MATERIAL FOR THIS EXERCISE
----------------------------------------

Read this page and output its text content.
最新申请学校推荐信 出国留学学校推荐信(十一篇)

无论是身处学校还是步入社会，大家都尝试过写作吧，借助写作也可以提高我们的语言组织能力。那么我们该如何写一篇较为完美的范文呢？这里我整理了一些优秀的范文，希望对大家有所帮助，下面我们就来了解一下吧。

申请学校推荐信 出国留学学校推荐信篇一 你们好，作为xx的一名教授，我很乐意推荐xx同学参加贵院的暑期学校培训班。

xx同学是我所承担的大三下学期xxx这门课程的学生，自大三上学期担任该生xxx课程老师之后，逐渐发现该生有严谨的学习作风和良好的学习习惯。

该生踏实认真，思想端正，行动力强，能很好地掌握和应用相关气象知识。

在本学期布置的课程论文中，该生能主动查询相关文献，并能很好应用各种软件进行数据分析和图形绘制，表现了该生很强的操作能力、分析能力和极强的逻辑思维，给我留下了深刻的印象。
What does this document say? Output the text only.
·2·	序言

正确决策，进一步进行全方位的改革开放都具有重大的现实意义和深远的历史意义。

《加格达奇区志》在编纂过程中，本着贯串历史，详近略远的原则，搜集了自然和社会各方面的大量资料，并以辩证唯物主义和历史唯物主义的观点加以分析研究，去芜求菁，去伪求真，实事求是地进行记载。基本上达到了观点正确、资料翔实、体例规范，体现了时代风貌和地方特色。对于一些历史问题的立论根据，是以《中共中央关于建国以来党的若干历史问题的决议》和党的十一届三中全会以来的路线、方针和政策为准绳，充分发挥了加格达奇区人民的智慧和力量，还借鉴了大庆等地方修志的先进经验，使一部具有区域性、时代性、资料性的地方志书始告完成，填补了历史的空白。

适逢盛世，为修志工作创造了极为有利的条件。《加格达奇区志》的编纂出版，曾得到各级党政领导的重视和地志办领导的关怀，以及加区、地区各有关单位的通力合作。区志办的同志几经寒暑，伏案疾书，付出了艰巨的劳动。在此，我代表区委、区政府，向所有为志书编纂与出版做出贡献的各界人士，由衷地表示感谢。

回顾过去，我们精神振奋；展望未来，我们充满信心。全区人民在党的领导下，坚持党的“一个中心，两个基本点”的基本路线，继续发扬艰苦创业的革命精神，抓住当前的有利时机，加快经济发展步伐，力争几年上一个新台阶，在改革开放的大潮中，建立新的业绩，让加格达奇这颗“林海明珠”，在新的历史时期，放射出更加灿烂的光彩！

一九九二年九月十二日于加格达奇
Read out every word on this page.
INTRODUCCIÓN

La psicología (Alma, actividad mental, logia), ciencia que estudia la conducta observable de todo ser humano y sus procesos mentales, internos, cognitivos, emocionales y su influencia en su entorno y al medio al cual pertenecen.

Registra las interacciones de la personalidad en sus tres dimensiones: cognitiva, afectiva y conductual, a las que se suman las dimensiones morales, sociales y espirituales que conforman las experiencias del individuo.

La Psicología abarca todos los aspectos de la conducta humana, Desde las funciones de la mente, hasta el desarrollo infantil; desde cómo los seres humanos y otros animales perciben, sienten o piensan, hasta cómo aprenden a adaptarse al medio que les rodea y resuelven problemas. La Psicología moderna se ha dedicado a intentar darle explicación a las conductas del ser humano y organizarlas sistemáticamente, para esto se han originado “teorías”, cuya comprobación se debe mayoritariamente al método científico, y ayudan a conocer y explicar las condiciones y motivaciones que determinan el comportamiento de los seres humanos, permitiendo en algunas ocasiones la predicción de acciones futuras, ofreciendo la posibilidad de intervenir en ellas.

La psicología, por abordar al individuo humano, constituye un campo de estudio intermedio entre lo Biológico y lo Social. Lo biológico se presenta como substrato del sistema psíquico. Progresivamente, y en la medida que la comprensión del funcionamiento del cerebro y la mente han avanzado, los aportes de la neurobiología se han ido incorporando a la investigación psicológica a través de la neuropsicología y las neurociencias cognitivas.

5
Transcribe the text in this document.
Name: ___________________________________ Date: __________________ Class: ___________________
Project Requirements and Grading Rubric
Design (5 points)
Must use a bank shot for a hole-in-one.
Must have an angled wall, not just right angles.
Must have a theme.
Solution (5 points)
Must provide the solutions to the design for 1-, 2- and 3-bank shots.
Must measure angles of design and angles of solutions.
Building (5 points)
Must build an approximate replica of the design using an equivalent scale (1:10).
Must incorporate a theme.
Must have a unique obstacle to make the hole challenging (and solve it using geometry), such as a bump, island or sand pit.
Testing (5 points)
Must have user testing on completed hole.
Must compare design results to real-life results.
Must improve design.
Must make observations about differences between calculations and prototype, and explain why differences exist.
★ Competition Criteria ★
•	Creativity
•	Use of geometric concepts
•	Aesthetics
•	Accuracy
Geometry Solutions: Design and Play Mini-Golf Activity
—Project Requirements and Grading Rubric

----------------------------------------

EXERCISE TASK
Find the word "Read" in the entries, and copy every line it shows up in.

RESULT OF THIS TASK
Read this page and output its text content.
Read out every word on this page.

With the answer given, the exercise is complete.